Scan the entries below. List each line with "STANDARD".
>> START
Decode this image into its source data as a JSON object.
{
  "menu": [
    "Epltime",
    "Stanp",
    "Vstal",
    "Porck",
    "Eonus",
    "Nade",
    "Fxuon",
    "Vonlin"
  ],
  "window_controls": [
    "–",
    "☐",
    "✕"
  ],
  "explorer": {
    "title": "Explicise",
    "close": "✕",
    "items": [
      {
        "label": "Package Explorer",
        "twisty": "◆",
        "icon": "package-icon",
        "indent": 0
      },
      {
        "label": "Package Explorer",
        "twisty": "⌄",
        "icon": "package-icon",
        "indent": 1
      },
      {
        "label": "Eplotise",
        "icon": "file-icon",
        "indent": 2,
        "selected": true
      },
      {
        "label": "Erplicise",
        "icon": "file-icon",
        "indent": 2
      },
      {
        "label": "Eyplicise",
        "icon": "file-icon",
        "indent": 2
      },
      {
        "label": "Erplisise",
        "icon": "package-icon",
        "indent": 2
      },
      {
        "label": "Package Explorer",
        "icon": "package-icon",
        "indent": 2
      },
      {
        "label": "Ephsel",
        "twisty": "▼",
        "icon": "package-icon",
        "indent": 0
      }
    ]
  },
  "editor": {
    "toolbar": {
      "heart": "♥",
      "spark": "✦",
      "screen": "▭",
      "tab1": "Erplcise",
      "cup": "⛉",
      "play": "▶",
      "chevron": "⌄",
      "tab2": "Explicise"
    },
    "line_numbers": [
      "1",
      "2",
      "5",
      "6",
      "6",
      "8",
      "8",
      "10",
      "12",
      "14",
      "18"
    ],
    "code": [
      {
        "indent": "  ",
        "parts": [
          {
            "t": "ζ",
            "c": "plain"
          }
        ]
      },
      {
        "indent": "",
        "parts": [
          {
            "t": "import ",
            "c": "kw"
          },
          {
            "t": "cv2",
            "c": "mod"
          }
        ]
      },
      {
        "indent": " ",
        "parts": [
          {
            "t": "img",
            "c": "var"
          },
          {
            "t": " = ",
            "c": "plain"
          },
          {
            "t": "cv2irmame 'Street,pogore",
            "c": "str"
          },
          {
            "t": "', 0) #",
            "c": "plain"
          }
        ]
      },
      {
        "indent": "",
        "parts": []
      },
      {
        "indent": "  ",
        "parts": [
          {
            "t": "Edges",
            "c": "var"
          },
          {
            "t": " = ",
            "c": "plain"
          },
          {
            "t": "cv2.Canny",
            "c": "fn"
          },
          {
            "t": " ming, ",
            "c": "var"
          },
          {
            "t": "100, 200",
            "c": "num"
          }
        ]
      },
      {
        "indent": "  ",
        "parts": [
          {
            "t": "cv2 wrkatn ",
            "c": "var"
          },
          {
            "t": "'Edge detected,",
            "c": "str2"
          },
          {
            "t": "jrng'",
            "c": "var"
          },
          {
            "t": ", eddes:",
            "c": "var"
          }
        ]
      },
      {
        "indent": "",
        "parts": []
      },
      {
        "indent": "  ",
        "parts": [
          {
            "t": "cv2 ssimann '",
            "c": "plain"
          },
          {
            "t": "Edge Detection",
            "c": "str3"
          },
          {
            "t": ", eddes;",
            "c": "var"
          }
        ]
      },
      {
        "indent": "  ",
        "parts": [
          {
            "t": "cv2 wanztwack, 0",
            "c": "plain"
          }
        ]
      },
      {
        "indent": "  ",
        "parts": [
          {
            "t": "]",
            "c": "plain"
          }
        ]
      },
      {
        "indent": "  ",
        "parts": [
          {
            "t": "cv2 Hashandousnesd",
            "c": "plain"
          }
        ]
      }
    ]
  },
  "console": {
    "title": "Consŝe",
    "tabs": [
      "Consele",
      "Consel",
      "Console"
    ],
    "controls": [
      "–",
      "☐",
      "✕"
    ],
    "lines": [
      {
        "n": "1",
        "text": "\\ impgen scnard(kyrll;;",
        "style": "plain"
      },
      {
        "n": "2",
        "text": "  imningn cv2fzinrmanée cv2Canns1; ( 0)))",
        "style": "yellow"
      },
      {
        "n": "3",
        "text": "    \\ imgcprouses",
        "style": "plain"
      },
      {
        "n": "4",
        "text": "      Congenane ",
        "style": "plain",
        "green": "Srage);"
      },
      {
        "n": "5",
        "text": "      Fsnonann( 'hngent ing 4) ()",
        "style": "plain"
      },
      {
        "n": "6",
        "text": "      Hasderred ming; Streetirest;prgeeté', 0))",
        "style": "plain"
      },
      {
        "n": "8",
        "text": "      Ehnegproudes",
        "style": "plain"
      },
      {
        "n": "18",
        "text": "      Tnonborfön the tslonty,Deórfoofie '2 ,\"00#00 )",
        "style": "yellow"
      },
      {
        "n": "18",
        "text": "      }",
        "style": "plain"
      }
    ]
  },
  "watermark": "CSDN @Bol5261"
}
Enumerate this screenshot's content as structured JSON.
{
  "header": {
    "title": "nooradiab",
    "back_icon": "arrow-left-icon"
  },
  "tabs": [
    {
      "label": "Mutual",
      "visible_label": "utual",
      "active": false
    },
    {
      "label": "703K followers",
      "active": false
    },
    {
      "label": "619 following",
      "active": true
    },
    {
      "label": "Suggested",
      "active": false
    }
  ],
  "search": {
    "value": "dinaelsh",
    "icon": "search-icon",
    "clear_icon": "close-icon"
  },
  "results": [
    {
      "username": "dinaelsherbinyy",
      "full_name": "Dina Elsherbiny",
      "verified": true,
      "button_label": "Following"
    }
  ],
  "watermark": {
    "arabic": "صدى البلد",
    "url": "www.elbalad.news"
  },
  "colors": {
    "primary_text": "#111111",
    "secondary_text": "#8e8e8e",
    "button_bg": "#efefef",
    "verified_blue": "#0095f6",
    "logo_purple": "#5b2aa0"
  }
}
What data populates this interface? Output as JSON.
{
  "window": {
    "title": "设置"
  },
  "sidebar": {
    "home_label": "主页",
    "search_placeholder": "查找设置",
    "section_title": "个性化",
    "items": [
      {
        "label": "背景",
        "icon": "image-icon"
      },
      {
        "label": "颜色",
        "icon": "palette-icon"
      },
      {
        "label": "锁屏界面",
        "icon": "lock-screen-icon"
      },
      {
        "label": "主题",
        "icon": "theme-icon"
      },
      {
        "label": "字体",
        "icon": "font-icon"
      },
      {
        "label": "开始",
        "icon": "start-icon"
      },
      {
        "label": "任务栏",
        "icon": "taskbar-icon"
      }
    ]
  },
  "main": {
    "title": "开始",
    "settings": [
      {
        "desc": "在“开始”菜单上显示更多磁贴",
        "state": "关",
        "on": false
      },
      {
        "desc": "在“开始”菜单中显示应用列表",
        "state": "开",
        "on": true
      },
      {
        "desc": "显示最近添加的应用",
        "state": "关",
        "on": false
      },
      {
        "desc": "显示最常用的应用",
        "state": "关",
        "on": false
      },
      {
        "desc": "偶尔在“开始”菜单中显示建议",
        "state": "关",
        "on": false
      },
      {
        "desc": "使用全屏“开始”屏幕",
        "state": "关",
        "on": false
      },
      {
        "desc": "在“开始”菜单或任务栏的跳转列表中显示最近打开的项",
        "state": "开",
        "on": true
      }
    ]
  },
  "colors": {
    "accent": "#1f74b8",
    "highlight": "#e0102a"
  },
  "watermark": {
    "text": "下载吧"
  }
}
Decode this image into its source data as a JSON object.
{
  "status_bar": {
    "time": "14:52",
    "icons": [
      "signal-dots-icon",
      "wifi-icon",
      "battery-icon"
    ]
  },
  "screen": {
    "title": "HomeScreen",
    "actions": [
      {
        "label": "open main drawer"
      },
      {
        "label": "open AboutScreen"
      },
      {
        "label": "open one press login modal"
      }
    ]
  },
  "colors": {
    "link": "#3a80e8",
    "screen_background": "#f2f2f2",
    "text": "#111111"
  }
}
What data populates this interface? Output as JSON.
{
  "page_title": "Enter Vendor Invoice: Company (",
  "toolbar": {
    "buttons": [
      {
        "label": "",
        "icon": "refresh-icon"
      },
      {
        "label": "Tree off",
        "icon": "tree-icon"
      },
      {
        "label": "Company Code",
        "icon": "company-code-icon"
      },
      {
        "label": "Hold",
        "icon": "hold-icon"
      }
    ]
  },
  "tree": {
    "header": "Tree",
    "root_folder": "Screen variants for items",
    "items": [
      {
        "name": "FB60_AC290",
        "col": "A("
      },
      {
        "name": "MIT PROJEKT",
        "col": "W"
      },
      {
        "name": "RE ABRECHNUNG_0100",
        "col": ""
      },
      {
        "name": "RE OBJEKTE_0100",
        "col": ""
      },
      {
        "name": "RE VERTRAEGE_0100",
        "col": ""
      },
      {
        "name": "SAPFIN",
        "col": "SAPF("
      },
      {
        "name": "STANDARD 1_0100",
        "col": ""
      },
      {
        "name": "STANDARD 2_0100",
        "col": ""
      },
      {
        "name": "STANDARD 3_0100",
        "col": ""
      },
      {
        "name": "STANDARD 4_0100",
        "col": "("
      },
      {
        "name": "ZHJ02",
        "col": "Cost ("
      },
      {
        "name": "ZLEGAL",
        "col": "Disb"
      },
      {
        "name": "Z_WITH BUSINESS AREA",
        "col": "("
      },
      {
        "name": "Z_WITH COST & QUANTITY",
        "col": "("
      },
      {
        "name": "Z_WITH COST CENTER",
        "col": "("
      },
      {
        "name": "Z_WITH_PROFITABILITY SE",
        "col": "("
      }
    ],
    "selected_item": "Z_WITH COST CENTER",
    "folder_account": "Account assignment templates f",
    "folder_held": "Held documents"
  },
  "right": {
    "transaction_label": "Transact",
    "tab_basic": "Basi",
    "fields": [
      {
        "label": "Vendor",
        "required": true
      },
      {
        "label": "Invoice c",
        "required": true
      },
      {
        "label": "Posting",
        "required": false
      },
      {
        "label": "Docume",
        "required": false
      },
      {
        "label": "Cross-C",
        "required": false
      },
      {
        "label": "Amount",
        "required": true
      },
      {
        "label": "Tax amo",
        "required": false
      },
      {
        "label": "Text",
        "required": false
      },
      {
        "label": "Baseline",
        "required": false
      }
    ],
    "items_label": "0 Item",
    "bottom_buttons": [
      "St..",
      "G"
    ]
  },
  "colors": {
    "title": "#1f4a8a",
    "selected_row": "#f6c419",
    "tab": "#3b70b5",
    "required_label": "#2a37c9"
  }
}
>> END
§ **Completed exercise**:
        "name": "STANDARD 1_0100",
        "name": "STANDARD 2_0100",
        "name": "STANDARD 3_0100",
        "name": "STANDARD 4_0100",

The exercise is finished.